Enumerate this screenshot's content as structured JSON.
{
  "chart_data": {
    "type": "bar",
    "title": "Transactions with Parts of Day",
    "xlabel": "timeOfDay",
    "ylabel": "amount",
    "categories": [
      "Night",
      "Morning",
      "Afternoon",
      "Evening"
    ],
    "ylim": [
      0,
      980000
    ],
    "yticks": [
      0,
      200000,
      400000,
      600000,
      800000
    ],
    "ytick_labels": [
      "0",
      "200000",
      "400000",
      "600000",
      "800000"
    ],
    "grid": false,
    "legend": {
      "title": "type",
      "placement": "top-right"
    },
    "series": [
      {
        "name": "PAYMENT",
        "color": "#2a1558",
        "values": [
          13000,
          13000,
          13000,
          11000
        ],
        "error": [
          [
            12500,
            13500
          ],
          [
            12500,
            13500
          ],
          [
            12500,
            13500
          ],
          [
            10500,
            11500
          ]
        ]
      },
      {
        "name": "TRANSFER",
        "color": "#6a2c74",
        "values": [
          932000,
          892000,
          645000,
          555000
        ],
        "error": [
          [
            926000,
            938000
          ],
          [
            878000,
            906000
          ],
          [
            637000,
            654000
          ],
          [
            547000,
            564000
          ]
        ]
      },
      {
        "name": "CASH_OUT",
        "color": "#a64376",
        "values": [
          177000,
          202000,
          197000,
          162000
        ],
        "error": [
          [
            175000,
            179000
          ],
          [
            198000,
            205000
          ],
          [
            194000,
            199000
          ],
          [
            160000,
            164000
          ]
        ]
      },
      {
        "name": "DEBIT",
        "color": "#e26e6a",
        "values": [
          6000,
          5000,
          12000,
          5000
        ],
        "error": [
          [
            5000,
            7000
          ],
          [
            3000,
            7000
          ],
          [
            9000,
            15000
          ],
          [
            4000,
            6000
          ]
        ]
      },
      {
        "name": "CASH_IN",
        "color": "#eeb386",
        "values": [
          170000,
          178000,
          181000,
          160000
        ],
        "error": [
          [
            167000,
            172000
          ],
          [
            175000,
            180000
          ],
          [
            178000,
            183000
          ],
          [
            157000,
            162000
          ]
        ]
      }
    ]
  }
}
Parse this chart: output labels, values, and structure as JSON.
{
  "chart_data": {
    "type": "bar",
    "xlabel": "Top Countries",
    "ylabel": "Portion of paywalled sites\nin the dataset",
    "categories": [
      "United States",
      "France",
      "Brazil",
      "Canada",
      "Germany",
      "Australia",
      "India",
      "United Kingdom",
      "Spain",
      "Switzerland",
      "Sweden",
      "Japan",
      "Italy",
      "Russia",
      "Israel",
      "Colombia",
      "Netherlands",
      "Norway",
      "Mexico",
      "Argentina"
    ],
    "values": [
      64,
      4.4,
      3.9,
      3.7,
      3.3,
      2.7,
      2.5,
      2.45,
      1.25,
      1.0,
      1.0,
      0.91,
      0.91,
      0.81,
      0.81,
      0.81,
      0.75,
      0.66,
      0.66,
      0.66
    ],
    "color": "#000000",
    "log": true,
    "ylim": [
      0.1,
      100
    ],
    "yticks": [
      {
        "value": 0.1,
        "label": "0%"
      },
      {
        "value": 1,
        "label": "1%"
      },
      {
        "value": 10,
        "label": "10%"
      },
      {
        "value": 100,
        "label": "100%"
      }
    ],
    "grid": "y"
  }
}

> **THE REQUEST**
Count the lines in the entries that hold the word "xlabel", and give nothing but the total.

> **RESPONSE TO THIS EXERCISE**
2